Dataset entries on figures

********************

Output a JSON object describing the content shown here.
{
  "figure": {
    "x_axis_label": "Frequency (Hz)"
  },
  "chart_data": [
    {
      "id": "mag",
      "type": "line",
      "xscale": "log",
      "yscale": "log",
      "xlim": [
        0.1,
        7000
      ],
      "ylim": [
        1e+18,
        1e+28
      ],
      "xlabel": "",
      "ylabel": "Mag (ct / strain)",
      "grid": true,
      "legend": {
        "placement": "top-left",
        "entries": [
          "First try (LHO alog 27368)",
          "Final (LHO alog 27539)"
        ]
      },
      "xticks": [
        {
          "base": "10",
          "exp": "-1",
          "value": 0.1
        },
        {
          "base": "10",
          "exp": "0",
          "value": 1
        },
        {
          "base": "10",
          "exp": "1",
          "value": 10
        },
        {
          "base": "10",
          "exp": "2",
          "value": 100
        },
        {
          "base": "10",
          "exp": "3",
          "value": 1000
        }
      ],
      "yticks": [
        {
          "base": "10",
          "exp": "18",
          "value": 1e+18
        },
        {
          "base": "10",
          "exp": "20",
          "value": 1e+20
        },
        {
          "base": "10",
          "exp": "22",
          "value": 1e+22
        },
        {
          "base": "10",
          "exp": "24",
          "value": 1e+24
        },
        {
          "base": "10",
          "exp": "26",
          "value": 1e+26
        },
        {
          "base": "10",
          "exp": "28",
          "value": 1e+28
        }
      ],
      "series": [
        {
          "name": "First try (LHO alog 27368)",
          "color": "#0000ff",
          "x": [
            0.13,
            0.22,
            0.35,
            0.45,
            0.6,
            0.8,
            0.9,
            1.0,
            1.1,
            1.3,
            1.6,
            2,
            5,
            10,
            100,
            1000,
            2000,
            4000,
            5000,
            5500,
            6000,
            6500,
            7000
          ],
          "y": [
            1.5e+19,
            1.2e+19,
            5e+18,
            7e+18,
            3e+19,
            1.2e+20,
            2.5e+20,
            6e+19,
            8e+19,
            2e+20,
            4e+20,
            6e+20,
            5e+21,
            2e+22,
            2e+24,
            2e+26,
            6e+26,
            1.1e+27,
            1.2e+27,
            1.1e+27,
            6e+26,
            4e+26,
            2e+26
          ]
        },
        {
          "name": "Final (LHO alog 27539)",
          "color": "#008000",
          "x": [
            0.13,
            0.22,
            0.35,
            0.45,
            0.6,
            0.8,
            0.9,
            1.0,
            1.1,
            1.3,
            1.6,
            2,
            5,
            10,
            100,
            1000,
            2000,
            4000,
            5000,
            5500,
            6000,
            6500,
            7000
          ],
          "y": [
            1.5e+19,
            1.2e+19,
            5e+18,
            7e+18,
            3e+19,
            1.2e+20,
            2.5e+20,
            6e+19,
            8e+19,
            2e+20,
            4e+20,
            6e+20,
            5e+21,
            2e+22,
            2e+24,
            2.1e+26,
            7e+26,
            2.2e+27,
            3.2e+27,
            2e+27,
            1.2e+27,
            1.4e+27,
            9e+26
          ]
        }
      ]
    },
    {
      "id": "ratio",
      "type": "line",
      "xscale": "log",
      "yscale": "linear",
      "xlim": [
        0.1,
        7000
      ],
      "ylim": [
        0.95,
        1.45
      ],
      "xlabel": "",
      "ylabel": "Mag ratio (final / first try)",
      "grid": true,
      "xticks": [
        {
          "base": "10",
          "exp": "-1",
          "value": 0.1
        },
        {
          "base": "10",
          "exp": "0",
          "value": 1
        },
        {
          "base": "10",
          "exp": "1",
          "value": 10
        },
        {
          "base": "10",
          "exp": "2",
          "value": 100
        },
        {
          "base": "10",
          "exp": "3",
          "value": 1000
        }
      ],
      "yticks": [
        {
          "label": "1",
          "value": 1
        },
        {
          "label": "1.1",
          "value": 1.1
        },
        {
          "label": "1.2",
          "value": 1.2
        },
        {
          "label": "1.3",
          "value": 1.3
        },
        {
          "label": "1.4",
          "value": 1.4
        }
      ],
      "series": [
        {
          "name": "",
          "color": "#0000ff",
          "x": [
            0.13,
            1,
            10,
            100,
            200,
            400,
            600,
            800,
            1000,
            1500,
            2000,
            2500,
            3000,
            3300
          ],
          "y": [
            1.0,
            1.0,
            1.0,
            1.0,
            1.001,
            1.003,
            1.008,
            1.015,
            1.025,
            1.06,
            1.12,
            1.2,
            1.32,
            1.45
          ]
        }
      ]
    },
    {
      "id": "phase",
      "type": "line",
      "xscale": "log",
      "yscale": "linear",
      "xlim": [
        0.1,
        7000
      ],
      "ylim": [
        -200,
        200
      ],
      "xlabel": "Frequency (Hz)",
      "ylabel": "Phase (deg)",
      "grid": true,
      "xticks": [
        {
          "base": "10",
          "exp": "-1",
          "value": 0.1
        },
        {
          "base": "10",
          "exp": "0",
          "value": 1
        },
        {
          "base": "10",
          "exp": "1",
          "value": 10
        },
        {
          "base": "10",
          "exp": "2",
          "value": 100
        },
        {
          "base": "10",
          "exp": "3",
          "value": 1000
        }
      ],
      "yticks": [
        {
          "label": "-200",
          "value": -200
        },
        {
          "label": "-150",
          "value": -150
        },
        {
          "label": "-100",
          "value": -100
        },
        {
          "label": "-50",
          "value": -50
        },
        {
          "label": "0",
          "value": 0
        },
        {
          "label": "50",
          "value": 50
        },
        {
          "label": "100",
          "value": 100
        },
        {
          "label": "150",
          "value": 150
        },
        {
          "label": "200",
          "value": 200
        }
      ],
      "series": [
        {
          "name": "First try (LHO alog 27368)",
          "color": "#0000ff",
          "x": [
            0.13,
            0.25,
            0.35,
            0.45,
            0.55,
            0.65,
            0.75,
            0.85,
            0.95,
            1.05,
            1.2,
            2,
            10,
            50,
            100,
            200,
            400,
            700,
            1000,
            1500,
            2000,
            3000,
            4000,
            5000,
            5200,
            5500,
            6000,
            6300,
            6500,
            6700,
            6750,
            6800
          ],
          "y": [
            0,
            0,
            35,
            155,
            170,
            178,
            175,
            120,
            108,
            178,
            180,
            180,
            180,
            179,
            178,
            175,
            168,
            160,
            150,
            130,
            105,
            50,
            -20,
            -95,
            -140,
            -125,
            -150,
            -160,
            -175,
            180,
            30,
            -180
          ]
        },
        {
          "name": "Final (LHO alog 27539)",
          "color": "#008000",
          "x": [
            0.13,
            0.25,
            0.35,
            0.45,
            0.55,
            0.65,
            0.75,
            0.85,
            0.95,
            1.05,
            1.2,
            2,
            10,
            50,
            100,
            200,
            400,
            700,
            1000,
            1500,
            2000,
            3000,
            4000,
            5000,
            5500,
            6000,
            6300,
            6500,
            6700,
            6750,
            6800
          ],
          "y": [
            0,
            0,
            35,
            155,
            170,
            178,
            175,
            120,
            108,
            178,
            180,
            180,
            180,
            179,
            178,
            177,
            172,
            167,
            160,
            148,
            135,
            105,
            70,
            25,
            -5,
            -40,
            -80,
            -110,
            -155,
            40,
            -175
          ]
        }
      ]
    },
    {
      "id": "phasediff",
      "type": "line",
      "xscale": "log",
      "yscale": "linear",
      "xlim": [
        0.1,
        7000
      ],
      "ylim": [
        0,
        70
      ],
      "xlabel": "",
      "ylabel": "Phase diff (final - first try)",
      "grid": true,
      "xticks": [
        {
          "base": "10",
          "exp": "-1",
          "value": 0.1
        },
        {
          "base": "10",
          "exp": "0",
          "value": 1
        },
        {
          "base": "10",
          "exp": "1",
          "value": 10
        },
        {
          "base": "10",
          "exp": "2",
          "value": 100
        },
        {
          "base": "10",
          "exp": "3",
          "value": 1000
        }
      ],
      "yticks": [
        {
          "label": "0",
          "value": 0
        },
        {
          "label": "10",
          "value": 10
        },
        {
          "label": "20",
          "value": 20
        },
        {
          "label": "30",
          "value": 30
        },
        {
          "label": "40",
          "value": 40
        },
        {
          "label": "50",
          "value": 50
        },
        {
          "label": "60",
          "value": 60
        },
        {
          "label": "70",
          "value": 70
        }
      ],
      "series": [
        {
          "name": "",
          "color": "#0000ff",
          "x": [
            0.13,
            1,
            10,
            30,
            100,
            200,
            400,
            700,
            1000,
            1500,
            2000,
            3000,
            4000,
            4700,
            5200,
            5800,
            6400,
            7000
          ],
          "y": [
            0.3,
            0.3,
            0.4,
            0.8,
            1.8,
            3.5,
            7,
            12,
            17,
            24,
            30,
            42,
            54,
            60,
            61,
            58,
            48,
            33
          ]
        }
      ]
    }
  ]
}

********************

_Task goal_: Across the material above, how many lines include the string "ylabel"? Only the number is wanted.

_Task response_: 4